Labeled box records
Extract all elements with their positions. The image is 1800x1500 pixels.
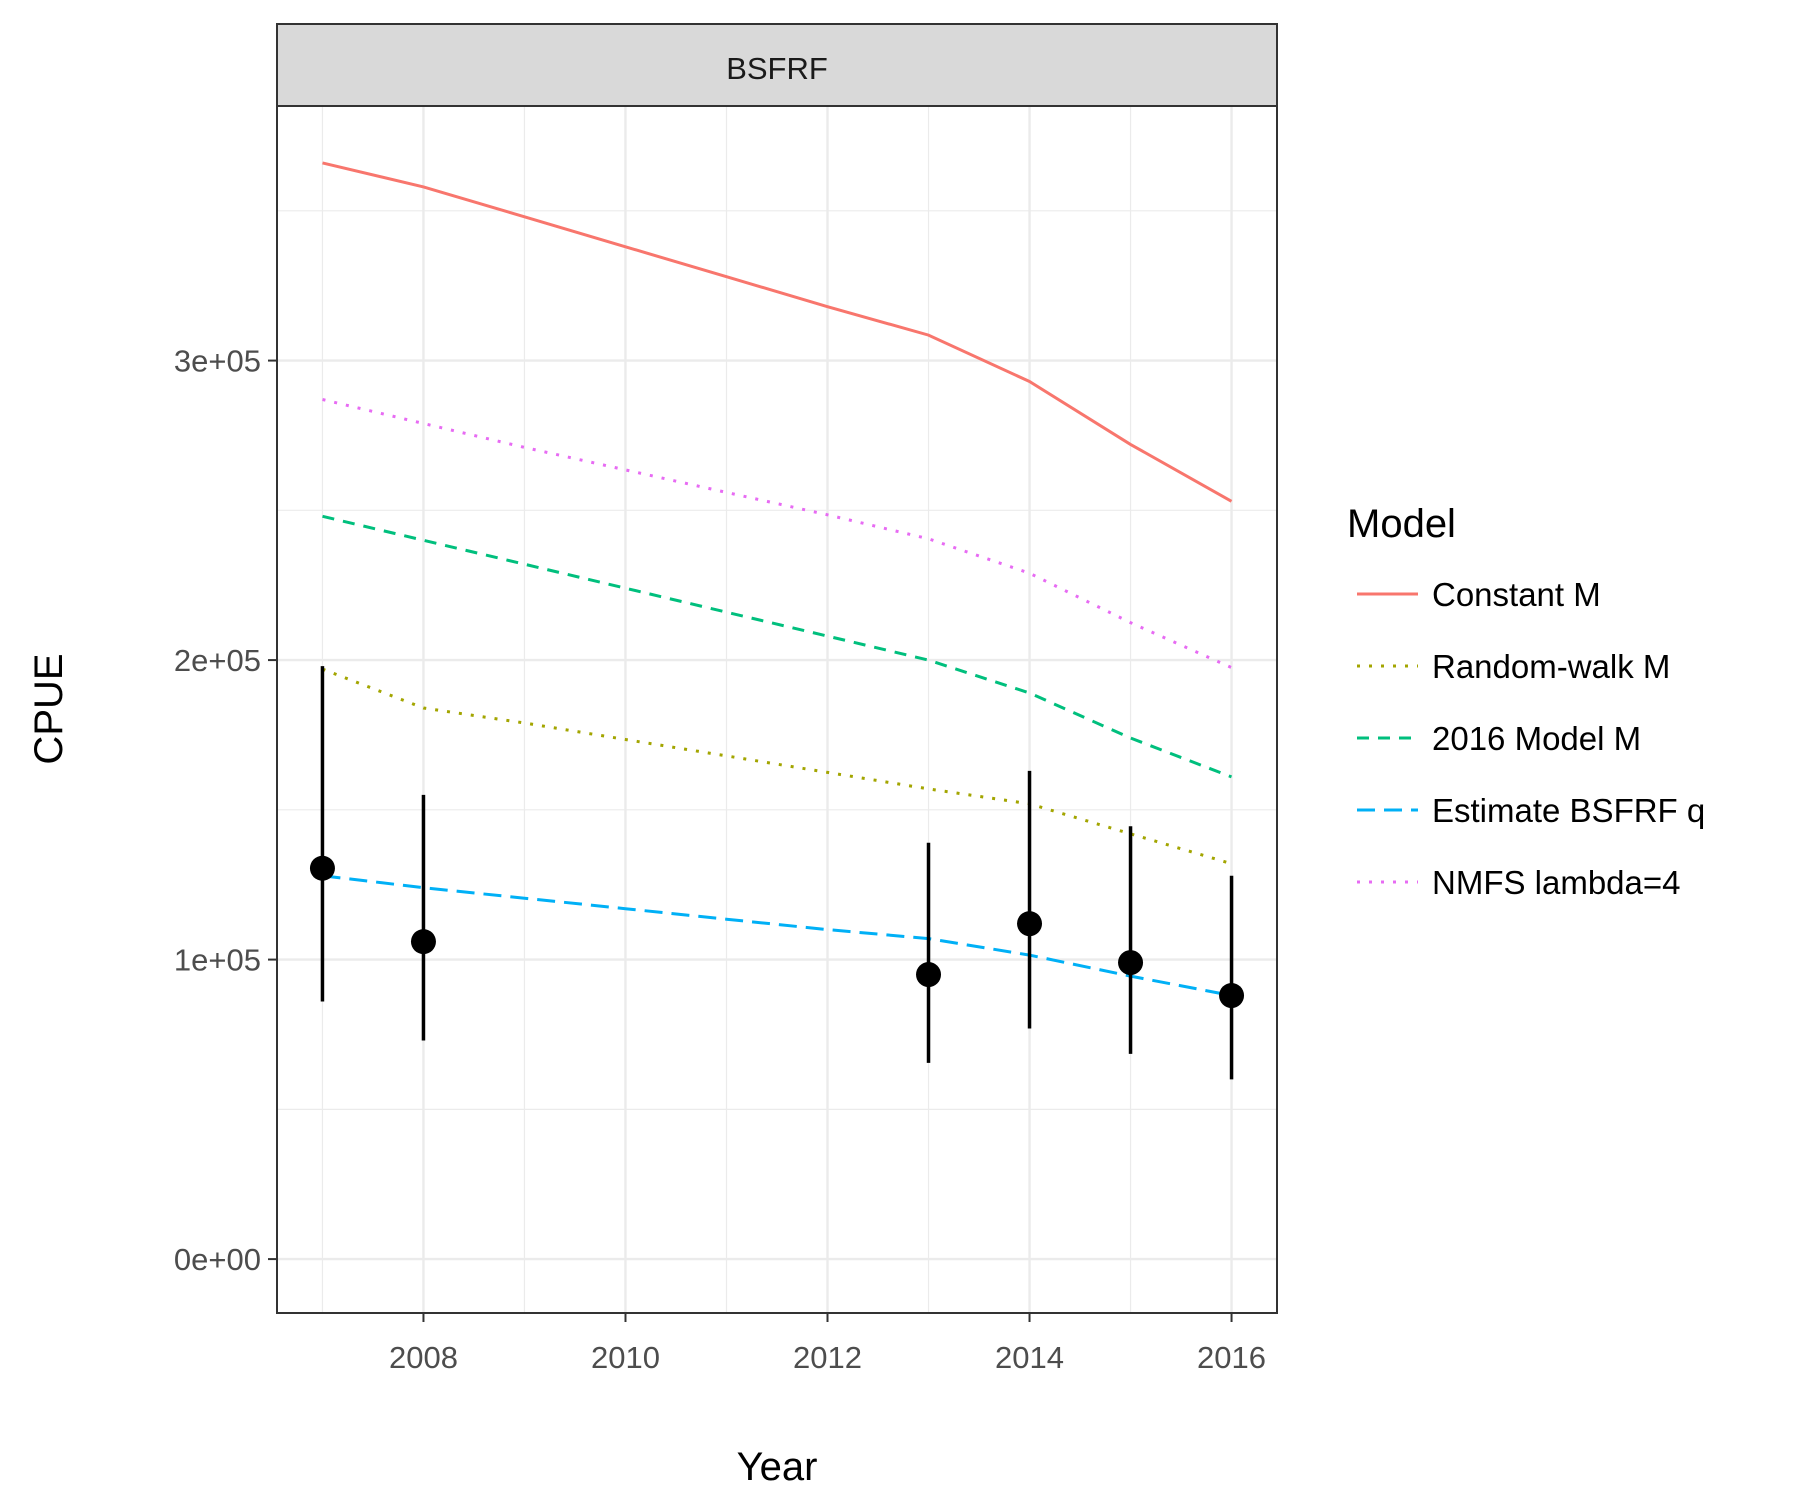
series-line-4 bbox=[322, 874, 1232, 997]
x-tick-label: 2010 bbox=[591, 1340, 660, 1375]
y-axis-title: CPUE bbox=[27, 653, 71, 764]
plot-background bbox=[277, 106, 1277, 1313]
observations bbox=[309, 666, 1245, 1080]
data-point bbox=[309, 855, 335, 881]
x-tick-label: 2008 bbox=[389, 1340, 458, 1375]
data-point bbox=[1017, 911, 1043, 937]
legend: Model Constant M Random-walk M 2016 Model … bbox=[1347, 502, 1705, 901]
data-point bbox=[410, 929, 436, 955]
data-point bbox=[916, 962, 942, 988]
minor-grid bbox=[277, 106, 1277, 1313]
y-tick-label: 2e+05 bbox=[174, 643, 261, 678]
x-tick-label: 2014 bbox=[995, 1340, 1064, 1375]
data-point bbox=[1118, 950, 1144, 976]
y-tick-label: 1e+05 bbox=[174, 943, 261, 978]
series-line-3 bbox=[322, 514, 1233, 779]
legend-label-3: 2016 Model M bbox=[1432, 720, 1641, 757]
y-tick-label: 3e+05 bbox=[174, 344, 261, 379]
x-axis: 2008 2010 2012 2014 2016 bbox=[389, 1313, 1266, 1375]
legend-label-2: Random-walk M bbox=[1432, 648, 1670, 685]
y-tick-label: 0e+00 bbox=[174, 1242, 261, 1277]
facet-label: BSFRF bbox=[726, 51, 828, 86]
legend-title: Model bbox=[1347, 502, 1456, 546]
legend-label-4: Estimate BSFRF q bbox=[1432, 792, 1705, 829]
y-axis: 0e+00 1e+05 2e+05 3e+05 bbox=[174, 344, 277, 1277]
x-tick-label: 2016 bbox=[1197, 1340, 1266, 1375]
legend-label-5: NMFS lambda=4 bbox=[1432, 864, 1681, 901]
data-point bbox=[1219, 983, 1245, 1009]
facet-strip bbox=[276, 23, 1278, 107]
x-axis-title: Year bbox=[737, 1445, 818, 1489]
series-lines bbox=[321, 161, 1233, 997]
series-line-1 bbox=[322, 161, 1233, 503]
x-tick-label: 2012 bbox=[793, 1340, 862, 1375]
legend-label-1: Constant M bbox=[1432, 576, 1601, 613]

### [Aim]
In all the records, change every "data-point" to "marker" and write the lines out again with nothing else altered. Leave the pictures out of your answer.

### [Response for this exercise]
Extract all elements with their positions. The image is 1800x1500 pixels.
series-line-4 bbox=[322, 874, 1232, 997]
x-tick-label: 2010 bbox=[591, 1340, 660, 1375]
y-axis-title: CPUE bbox=[27, 653, 71, 764]
plot-background bbox=[277, 106, 1277, 1313]
observations bbox=[309, 666, 1245, 1080]
marker bbox=[309, 855, 335, 881]
x-tick-label: 2008 bbox=[389, 1340, 458, 1375]
marker bbox=[1017, 911, 1043, 937]
legend: Model Constant M Random-walk M 2016 Model … bbox=[1347, 502, 1705, 901]
marker bbox=[410, 929, 436, 955]
marker bbox=[916, 962, 942, 988]
minor-grid bbox=[277, 106, 1277, 1313]
y-tick-label: 2e+05 bbox=[174, 643, 261, 678]
x-tick-label: 2014 bbox=[995, 1340, 1064, 1375]
marker bbox=[1118, 950, 1144, 976]
y-tick-label: 1e+05 bbox=[174, 943, 261, 978]
series-line-3 bbox=[322, 514, 1233, 779]
legend-label-3: 2016 Model M bbox=[1432, 720, 1641, 757]
y-tick-label: 3e+05 bbox=[174, 344, 261, 379]
x-axis: 2008 2010 2012 2014 2016 bbox=[389, 1313, 1266, 1375]
legend-label-2: Random-walk M bbox=[1432, 648, 1670, 685]
y-tick-label: 0e+00 bbox=[174, 1242, 261, 1277]
facet-label: BSFRF bbox=[726, 51, 828, 86]
legend-title: Model bbox=[1347, 502, 1456, 546]
legend-label-4: Estimate BSFRF q bbox=[1432, 792, 1705, 829]
y-axis: 0e+00 1e+05 2e+05 3e+05 bbox=[174, 344, 277, 1277]
x-tick-label: 2016 bbox=[1197, 1340, 1266, 1375]
legend-label-5: NMFS lambda=4 bbox=[1432, 864, 1681, 901]
marker bbox=[1219, 983, 1245, 1009]
facet-strip bbox=[276, 23, 1278, 107]
x-axis-title: Year bbox=[737, 1445, 818, 1489]
series-lines bbox=[321, 161, 1233, 997]
series-line-1 bbox=[322, 161, 1233, 503]
x-tick-label: 2012 bbox=[793, 1340, 862, 1375]
legend-label-1: Constant M bbox=[1432, 576, 1601, 613]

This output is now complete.